=== AIM ===
Return every line of the data below that includes the string "structure".

=== Saved entries ===
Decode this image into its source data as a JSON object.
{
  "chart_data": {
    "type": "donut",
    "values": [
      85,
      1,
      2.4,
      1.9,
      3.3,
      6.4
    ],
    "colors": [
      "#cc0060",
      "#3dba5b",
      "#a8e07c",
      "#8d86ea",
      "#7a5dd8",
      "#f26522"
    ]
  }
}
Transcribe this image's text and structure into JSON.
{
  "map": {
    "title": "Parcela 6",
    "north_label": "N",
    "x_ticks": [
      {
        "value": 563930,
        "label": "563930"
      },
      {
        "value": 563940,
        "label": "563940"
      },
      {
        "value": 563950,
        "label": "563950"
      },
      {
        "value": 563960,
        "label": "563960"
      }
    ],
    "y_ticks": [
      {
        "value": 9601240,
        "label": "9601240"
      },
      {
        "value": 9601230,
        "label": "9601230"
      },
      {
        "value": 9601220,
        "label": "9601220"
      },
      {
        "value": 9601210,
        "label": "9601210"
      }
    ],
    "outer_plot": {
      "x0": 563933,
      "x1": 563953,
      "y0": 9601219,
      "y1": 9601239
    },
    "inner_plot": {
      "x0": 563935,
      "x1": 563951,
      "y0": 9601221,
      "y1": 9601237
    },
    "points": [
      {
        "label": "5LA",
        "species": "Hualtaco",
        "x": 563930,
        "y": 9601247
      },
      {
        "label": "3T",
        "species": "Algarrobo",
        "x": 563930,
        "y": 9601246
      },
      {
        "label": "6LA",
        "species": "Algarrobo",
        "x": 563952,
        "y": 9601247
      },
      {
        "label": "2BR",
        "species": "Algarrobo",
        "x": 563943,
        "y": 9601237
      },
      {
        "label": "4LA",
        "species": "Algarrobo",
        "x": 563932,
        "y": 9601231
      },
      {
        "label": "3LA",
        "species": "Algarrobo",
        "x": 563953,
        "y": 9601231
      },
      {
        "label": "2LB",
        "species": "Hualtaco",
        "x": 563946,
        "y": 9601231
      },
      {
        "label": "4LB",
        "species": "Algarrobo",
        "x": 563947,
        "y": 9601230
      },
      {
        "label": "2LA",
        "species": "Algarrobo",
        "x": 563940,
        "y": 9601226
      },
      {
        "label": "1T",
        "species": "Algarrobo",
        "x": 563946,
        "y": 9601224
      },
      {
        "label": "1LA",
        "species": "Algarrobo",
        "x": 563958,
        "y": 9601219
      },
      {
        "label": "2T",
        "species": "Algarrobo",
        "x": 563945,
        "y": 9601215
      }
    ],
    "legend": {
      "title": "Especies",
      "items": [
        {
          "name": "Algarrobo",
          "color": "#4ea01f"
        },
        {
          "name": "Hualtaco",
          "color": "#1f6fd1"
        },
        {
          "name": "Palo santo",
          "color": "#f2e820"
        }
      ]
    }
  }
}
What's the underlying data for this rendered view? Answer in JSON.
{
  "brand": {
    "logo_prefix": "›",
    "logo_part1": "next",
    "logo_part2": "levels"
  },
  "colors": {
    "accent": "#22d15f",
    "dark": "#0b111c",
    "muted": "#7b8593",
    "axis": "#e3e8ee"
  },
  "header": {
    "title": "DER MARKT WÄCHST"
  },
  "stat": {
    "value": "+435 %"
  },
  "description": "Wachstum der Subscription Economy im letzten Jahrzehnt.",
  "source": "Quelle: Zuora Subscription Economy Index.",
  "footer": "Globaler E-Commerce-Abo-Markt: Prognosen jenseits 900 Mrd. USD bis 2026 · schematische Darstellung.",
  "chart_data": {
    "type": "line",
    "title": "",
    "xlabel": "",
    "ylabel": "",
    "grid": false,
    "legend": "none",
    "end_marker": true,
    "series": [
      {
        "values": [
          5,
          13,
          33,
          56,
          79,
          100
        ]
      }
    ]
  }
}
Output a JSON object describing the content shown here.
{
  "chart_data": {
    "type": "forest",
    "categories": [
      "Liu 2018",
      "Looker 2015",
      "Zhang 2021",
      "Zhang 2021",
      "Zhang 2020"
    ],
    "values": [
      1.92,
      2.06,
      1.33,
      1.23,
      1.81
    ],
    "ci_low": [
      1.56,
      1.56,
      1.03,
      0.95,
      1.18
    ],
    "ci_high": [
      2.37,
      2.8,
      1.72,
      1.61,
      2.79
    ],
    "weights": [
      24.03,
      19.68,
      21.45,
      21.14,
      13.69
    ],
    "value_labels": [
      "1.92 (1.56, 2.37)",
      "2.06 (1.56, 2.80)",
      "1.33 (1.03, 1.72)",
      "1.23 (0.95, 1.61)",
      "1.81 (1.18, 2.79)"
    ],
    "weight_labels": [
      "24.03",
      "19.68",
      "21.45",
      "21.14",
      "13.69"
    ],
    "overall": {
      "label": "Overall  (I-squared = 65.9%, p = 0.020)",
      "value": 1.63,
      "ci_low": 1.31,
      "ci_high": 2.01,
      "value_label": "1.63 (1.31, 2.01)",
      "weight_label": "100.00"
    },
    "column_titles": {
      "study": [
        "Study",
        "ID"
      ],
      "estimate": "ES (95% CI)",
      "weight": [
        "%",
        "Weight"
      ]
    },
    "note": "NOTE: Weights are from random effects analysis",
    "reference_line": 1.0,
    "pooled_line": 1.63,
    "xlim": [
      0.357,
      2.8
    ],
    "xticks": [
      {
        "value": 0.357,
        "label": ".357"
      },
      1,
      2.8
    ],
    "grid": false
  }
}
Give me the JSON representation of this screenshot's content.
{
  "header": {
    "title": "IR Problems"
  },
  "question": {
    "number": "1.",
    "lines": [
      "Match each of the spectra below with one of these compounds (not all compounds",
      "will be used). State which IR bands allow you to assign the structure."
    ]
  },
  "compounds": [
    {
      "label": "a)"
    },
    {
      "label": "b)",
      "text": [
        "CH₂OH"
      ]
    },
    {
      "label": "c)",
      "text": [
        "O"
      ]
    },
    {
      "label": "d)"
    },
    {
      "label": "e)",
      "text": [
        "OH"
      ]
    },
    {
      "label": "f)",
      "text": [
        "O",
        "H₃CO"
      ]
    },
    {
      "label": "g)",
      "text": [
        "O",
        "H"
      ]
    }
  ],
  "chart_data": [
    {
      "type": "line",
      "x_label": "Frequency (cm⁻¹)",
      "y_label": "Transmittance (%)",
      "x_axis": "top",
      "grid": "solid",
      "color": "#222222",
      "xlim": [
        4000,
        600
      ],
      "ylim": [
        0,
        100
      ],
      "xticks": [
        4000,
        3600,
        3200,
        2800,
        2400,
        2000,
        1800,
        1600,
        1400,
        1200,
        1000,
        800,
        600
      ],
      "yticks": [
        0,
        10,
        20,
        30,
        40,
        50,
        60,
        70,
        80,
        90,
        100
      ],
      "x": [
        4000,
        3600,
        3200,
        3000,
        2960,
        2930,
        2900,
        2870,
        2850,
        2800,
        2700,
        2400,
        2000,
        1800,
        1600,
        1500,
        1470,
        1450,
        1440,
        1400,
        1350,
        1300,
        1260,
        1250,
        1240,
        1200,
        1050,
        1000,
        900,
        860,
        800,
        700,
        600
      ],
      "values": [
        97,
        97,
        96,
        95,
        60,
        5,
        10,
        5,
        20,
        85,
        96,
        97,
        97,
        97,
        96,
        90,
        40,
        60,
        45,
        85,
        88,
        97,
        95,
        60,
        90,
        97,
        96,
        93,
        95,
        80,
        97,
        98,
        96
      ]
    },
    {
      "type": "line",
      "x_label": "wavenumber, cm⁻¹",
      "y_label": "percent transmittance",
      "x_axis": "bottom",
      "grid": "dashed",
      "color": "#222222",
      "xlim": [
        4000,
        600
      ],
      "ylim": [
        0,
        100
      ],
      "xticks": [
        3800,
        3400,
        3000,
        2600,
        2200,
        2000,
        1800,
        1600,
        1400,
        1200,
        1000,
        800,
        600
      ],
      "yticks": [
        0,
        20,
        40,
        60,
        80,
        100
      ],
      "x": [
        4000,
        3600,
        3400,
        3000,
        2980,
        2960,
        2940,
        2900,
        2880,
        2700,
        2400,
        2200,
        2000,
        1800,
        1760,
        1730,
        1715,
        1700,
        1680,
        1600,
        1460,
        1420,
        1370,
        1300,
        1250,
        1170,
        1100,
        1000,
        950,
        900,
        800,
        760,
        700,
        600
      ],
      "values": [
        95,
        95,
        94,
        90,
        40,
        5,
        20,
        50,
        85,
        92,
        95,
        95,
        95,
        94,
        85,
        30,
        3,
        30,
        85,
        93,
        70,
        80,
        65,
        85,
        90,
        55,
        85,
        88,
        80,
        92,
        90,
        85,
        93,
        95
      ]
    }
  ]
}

=== RESULT OF THIS TASK ===
Transcribe this image's text and structure into JSON.
      "will be used). State which IR bands allow you to assign the structure."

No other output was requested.